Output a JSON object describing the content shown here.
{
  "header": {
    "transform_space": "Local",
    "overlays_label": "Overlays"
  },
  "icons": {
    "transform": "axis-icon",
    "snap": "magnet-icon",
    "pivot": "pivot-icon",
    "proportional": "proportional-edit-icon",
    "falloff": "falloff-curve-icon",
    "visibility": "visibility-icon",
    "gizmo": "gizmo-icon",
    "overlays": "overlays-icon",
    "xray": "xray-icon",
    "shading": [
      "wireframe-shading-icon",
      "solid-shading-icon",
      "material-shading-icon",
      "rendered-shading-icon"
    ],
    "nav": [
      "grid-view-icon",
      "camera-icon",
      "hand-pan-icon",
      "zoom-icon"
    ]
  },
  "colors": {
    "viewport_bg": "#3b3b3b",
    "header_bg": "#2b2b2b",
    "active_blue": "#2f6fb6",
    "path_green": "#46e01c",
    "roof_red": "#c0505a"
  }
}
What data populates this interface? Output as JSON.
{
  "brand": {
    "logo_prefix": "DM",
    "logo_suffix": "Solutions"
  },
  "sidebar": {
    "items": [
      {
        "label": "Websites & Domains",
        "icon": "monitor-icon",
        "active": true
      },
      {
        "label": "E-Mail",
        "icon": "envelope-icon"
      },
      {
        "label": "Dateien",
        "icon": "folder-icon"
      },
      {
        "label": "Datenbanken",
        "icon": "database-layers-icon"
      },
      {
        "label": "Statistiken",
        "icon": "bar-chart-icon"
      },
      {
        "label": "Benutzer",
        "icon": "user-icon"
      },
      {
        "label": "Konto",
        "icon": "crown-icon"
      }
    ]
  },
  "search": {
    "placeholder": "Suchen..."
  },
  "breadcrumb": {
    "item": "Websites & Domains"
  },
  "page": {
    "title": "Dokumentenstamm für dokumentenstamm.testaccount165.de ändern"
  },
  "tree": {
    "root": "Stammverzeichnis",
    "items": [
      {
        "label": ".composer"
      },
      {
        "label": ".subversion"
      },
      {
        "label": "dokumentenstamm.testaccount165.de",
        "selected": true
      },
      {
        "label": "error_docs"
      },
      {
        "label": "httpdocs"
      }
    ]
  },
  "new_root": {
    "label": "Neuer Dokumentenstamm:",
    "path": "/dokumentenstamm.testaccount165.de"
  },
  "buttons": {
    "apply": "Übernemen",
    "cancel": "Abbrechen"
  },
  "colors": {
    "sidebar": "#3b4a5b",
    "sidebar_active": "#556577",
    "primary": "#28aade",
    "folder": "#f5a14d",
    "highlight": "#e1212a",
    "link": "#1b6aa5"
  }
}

WRITTEN EXERCISE: Filter out all lines lacking the word "shading" and copy the rest.

THE SOLUTION:
    "shading": [
      "wireframe-shading-icon",
      "solid-shading-icon",
      "material-shading-icon",
      "rendered-shading-icon"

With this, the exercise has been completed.